Copy all the material below, exactly as it stands.

════════════════

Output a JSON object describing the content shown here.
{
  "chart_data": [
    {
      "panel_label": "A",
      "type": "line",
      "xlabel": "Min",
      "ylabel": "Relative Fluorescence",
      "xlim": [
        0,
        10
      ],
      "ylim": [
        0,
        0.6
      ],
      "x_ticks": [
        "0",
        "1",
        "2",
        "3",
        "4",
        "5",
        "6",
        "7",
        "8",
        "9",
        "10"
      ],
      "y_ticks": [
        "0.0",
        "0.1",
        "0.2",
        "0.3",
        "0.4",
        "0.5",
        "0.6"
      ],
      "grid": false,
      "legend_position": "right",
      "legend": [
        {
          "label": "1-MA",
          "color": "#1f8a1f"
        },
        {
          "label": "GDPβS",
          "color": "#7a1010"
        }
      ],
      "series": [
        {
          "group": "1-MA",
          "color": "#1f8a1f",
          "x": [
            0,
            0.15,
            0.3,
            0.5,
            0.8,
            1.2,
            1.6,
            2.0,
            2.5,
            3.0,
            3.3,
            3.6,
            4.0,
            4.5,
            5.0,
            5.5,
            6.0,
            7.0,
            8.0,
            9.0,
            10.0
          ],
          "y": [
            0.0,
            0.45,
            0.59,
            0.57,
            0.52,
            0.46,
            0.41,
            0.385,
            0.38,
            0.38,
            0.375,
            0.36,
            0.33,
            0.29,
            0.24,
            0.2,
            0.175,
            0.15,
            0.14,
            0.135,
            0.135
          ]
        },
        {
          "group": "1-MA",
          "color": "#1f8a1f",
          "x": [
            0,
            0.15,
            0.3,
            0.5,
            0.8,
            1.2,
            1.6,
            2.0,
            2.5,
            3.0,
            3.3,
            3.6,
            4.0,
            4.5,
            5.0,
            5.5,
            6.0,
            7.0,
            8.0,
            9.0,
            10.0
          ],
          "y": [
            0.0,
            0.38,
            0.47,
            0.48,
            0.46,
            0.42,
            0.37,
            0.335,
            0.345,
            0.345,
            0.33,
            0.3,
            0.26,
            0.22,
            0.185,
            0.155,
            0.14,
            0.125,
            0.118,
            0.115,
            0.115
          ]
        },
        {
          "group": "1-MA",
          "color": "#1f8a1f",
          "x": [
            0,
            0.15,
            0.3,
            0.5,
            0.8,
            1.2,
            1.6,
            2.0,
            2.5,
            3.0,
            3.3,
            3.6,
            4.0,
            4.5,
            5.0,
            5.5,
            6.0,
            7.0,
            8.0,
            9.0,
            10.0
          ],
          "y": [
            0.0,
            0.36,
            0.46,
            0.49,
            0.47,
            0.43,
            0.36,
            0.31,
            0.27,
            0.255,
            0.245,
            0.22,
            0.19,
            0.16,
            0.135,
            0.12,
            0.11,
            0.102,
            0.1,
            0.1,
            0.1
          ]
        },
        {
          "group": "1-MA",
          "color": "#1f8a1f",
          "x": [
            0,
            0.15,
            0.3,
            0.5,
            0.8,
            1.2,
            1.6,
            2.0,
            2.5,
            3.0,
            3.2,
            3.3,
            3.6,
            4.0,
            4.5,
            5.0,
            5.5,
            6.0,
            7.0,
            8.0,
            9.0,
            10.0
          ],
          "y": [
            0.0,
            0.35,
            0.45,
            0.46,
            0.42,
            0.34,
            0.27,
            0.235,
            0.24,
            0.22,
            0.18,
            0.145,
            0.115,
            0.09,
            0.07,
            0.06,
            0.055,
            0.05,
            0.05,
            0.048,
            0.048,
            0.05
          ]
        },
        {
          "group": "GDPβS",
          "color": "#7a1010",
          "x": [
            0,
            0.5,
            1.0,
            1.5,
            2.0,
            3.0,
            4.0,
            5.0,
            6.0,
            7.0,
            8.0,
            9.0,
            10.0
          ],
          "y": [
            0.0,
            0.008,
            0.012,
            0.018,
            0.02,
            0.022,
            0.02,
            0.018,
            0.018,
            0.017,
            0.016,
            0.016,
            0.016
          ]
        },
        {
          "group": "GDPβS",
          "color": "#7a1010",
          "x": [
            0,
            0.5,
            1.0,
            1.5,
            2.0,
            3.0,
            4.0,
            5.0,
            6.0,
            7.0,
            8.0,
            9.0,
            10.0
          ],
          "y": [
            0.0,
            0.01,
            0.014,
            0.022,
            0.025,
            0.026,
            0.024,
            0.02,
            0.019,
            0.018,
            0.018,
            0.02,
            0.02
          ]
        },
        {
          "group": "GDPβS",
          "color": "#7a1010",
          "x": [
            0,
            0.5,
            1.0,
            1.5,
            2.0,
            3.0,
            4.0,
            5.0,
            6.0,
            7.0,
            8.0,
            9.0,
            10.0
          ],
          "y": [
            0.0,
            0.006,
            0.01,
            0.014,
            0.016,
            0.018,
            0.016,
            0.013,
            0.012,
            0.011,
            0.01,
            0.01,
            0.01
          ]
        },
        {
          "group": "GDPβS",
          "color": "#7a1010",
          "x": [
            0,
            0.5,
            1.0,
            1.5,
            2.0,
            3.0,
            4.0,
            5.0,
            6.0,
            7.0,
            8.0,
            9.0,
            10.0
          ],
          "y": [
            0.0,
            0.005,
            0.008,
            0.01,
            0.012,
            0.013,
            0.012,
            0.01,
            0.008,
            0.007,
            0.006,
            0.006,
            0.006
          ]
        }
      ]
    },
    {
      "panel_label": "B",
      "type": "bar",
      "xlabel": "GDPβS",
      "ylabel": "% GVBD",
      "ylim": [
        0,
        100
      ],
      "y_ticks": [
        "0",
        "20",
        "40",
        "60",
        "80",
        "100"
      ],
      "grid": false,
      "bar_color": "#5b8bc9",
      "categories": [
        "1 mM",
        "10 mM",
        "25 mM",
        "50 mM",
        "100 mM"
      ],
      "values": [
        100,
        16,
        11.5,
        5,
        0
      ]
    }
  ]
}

════════════════

Result for this exercise:
Output a JSON object describing the content shown here.
{
  "chart_data": [
    {
      "panel_label": "A",
      "type": "line",
      "xlabel": "Min",
      "ylabel": "Relative Fluorescence",
      "xlim": [
        0,
        10
      ],
      "ylim": [
        0,
        0.6
      ],
      "x_ticks": [
        "0",
        "1",
        "2",
        "3",
        "4",
        "5",
        "6",
        "7",
        "8",
        "9",
        "10"
      ],
      "y_ticks": [
        "0.0",
        "0.1",
        "0.2",
        "0.3",
        "0.4",
        "0.5",
        "0.6"
      ],
      "grid": false,
      "legend_position": "right",
      "legend": [
        {
          "label": "1-MA",
          "color": "#1f8a1f"
        },
        {
          "label": "GDPβS",
          "color": "#7a1010"
        }
      ],
      "series": [
        {
          "group": "1-MA",
          "color": "#1f8a1f",
          "x": [
            0,
            0.15,
            0.3,
            0.5,
            0.8,
            1.2,
            1.6,
            2.0,
            2.5,
            3.0,
            3.3,
            3.6,
            4.0,
            4.5,
            5.0,
            5.5,
            6.0,
            7.0,
            8.0,
            9.0,
            10.0
          ],
          "y": [
            0.0,
            0.45,
            0.59,
            0.57,
            0.52,
            0.46,
            0.41,
            0.385,
            0.38,
            0.38,
            0.375,
            0.36,
            0.33,
            0.29,
            0.24,
            0.2,
            0.175,
            0.15,
            0.14,
            0.135,
            0.135
          ]
        },
        {
          "group": "1-MA",
          "color": "#1f8a1f",
          "x": [
            0,
            0.15,
            0.3,
            0.5,
            0.8,
            1.2,
            1.6,
            2.0,
            2.5,
            3.0,
            3.3,
            3.6,
            4.0,
            4.5,
            5.0,
            5.5,
            6.0,
            7.0,
            8.0,
            9.0,
            10.0
          ],
          "y": [
            0.0,
            0.38,
            0.47,
            0.48,
            0.46,
            0.42,
            0.37,
            0.335,
            0.345,
            0.345,
            0.33,
            0.3,
            0.26,
            0.22,
            0.185,
            0.155,
            0.14,
            0.125,
            0.118,
            0.115,
            0.115
          ]
        },
        {
          "group": "1-MA",
          "color": "#1f8a1f",
          "x": [
            0,
            0.15,
            0.3,
            0.5,
            0.8,
            1.2,
            1.6,
            2.0,
            2.5,
            3.0,
            3.3,
            3.6,
            4.0,
            4.5,
            5.0,
            5.5,
            6.0,
            7.0,
            8.0,
            9.0,
            10.0
          ],
          "y": [
            0.0,
            0.36,
            0.46,
            0.49,
            0.47,
            0.43,
            0.36,
            0.31,
            0.27,
            0.255,
            0.245,
            0.22,
            0.19,
            0.16,
            0.135,
            0.12,
            0.11,
            0.102,
            0.1,
            0.1,
            0.1
          ]
        },
        {
          "group": "1-MA",
          "color": "#1f8a1f",
          "x": [
            0,
            0.15,
            0.3,
            0.5,
            0.8,
            1.2,
            1.6,
            2.0,
            2.5,
            3.0,
            3.2,
            3.3,
            3.6,
            4.0,
            4.5,
            5.0,
            5.5,
            6.0,
            7.0,
            8.0,
            9.0,
            10.0
          ],
          "y": [
            0.0,
            0.35,
            0.45,
            0.46,
            0.42,
            0.34,
            0.27,
            0.235,
            0.24,
            0.22,
            0.18,
            0.145,
            0.115,
            0.09,
            0.07,
            0.06,
            0.055,
            0.05,
            0.05,
            0.048,
            0.048,
            0.05
          ]
        },
        {
          "group": "GDPβS",
          "color": "#7a1010",
          "x": [
            0,
            0.5,
            1.0,
            1.5,
            2.0,
            3.0,
            4.0,
            5.0,
            6.0,
            7.0,
            8.0,
            9.0,
            10.0
          ],
          "y": [
            0.0,
            0.008,
            0.012,
            0.018,
            0.02,
            0.022,
            0.02,
            0.018,
            0.018,
            0.017,
            0.016,
            0.016,
            0.016
          ]
        },
        {
          "group": "GDPβS",
          "color": "#7a1010",
          "x": [
            0,
            0.5,
            1.0,
            1.5,
            2.0,
            3.0,
            4.0,
            5.0,
            6.0,
            7.0,
            8.0,
            9.0,
            10.0
          ],
          "y": [
            0.0,
            0.01,
            0.014,
            0.022,
            0.025,
            0.026,
            0.024,
            0.02,
            0.019,
            0.018,
            0.018,
            0.02,
            0.02
          ]
        },
        {
          "group": "GDPβS",
          "color": "#7a1010",
          "x": [
            0,
            0.5,
            1.0,
            1.5,
            2.0,
            3.0,
            4.0,
            5.0,
            6.0,
            7.0,
            8.0,
            9.0,
            10.0
          ],
          "y": [
            0.0,
            0.006,
            0.01,
            0.014,
            0.016,
            0.018,
            0.016,
            0.013,
            0.012,
            0.011,
            0.01,
            0.01,
            0.01
          ]
        },
        {
          "group": "GDPβS",
          "color": "#7a1010",
          "x": [
            0,
            0.5,
            1.0,
            1.5,
            2.0,
            3.0,
            4.0,
            5.0,
            6.0,
            7.0,
            8.0,
            9.0,
            10.0
          ],
          "y": [
            0.0,
            0.005,
            0.008,
            0.01,
            0.012,
            0.013,
            0.012,
            0.01,
            0.008,
            0.007,
            0.006,
            0.006,
            0.006
          ]
        }
      ]
    },
    {
      "panel_label": "B",
      "type": "bar",
      "xlabel": "GDPβS",
      "ylabel": "% GVBD",
      "ylim": [
        0,
        100
      ],
      "y_ticks": [
        "0",
        "20",
        "40",
        "60",
        "80",
        "100"
      ],
      "grid": false,
      "bar_color": "#5b8bc9",
      "categories": [
        "1 mM",
        "10 mM",
        "25 mM",
        "50 mM",
        "100 mM"
      ],
      "values": [
        100,
        16,
        11.5,
        5,
        0
      ]
    }
  ]
}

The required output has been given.